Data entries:
(begin)

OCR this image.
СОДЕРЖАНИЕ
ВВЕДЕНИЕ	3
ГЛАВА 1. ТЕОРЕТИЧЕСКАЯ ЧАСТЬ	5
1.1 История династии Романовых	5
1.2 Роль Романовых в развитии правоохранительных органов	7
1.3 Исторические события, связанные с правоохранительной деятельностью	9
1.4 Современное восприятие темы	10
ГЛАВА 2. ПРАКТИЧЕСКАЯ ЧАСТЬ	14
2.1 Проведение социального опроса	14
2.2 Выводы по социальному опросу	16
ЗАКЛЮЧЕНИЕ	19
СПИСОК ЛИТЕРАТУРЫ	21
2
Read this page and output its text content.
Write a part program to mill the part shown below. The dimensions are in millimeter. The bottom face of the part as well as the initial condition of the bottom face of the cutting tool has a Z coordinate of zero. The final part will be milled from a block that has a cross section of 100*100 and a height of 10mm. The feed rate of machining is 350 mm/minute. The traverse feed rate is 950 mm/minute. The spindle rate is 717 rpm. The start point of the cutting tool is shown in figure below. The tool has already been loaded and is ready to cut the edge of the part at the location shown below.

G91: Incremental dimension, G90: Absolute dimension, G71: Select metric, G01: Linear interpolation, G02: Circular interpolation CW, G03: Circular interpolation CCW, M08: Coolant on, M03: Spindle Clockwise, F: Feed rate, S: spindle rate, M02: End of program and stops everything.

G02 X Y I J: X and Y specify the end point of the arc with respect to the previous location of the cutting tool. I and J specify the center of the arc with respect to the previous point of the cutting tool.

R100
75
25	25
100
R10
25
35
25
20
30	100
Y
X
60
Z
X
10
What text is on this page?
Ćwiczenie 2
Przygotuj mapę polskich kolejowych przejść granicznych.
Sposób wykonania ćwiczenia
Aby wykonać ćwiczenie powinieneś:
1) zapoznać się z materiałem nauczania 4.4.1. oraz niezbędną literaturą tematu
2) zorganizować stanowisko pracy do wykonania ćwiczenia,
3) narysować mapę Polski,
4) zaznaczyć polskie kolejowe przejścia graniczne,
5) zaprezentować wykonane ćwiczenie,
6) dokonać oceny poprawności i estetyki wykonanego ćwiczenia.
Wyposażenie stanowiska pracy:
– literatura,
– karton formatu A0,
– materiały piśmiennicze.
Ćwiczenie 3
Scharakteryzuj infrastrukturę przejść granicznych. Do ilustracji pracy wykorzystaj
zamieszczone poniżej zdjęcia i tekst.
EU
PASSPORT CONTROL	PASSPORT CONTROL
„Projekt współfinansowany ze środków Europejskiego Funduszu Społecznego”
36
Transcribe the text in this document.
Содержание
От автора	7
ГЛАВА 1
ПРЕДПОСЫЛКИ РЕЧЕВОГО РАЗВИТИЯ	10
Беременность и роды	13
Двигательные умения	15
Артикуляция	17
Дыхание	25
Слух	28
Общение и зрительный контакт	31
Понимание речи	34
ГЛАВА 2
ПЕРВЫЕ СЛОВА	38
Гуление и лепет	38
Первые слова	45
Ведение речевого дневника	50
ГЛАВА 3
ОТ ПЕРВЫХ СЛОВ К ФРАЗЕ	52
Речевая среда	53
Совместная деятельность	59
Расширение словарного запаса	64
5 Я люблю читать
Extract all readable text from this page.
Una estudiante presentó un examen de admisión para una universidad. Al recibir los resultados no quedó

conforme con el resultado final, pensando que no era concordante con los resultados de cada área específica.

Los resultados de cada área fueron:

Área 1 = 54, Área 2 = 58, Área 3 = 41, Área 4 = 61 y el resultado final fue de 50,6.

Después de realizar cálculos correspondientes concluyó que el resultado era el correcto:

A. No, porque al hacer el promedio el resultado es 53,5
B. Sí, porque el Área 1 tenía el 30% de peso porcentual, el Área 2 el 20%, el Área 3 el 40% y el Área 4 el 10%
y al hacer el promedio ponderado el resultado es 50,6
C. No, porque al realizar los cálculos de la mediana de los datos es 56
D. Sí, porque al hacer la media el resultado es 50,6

(end)

**YOUR INSTRUCTIONS:** Repeat the lines above exactly.

**EXPECTED ANSWER:**
OCR this image.
СОДЕРЖАНИЕ
ВВЕДЕНИЕ	3
ГЛАВА 1. ТЕОРЕТИЧЕСКАЯ ЧАСТЬ	5
1.1 История династии Романовых	5
1.2 Роль Романовых в развитии правоохранительных органов	7
1.3 Исторические события, связанные с правоохранительной деятельностью	9
1.4 Современное восприятие темы	10
ГЛАВА 2. ПРАКТИЧЕСКАЯ ЧАСТЬ	14
2.1 Проведение социального опроса	14
2.2 Выводы по социальному опросу	16
ЗАКЛЮЧЕНИЕ	19
СПИСОК ЛИТЕРАТУРЫ	21
2
Read this page and output its text content.
Write a part program to mill the part shown below. The dimensions are in millimeter. The bottom face of the part as well as the initial condition of the bottom face of the cutting tool has a Z coordinate of zero. The final part will be milled from a block that has a cross section of 100*100 and a height of 10mm. The feed rate of machining is 350 mm/minute. The traverse feed rate is 950 mm/minute. The spindle rate is 717 rpm. The start point of the cutting tool is shown in figure below. The tool has already been loaded and is ready to cut the edge of the part at the location shown below.

G91: Incremental dimension, G90: Absolute dimension, G71: Select metric, G01: Linear interpolation, G02: Circular interpolation CW, G03: Circular interpolation CCW, M08: Coolant on, M03: Spindle Clockwise, F: Feed rate, S: spindle rate, M02: End of program and stops everything.

G02 X Y I J: X and Y specify the end point of the arc with respect to the previous location of the cutting tool. I and J specify the center of the arc with respect to the previous point of the cutting tool.

R100
75
25	25
100
R10
25
35
25
20
30	100
Y
X
60
Z
X
10
What text is on this page?
Ćwiczenie 2
Przygotuj mapę polskich kolejowych przejść granicznych.
Sposób wykonania ćwiczenia
Aby wykonać ćwiczenie powinieneś:
1) zapoznać się z materiałem nauczania 4.4.1. oraz niezbędną literaturą tematu
2) zorganizować stanowisko pracy do wykonania ćwiczenia,
3) narysować mapę Polski,
4) zaznaczyć polskie kolejowe przejścia graniczne,
5) zaprezentować wykonane ćwiczenie,
6) dokonać oceny poprawności i estetyki wykonanego ćwiczenia.
Wyposażenie stanowiska pracy:
– literatura,
– karton formatu A0,
– materiały piśmiennicze.
Ćwiczenie 3
Scharakteryzuj infrastrukturę przejść granicznych. Do ilustracji pracy wykorzystaj
zamieszczone poniżej zdjęcia i tekst.
EU
PASSPORT CONTROL	PASSPORT CONTROL
„Projekt współfinansowany ze środków Europejskiego Funduszu Społecznego”
36
Transcribe the text in this document.
Содержание
От автора	7
ГЛАВА 1
ПРЕДПОСЫЛКИ РЕЧЕВОГО РАЗВИТИЯ	10
Беременность и роды	13
Двигательные умения	15
Артикуляция	17
Дыхание	25
Слух	28
Общение и зрительный контакт	31
Понимание речи	34
ГЛАВА 2
ПЕРВЫЕ СЛОВА	38
Гуление и лепет	38
Первые слова	45
Ведение речевого дневника	50
ГЛАВА 3
ОТ ПЕРВЫХ СЛОВ К ФРАЗЕ	52
Речевая среда	53
Совместная деятельность	59
Расширение словарного запаса	64
5 Я люблю читать
Extract all readable text from this page.
Una estudiante presentó un examen de admisión para una universidad. Al recibir los resultados no quedó

conforme con el resultado final, pensando que no era concordante con los resultados de cada área específica.

Los resultados de cada área fueron:

Área 1 = 54, Área 2 = 58, Área 3 = 41, Área 4 = 61 y el resultado final fue de 50,6.

Después de realizar cálculos correspondientes concluyó que el resultado era el correcto:

A. No, porque al hacer el promedio el resultado es 53,5
B. Sí, porque el Área 1 tenía el 30% de peso porcentual, el Área 2 el 20%, el Área 3 el 40% y el Área 4 el 10%
y al hacer el promedio ponderado el resultado es 50,6
C. No, porque al realizar los cálculos de la mediana de los datos es 56
D. Sí, porque al hacer la media el resultado es 50,6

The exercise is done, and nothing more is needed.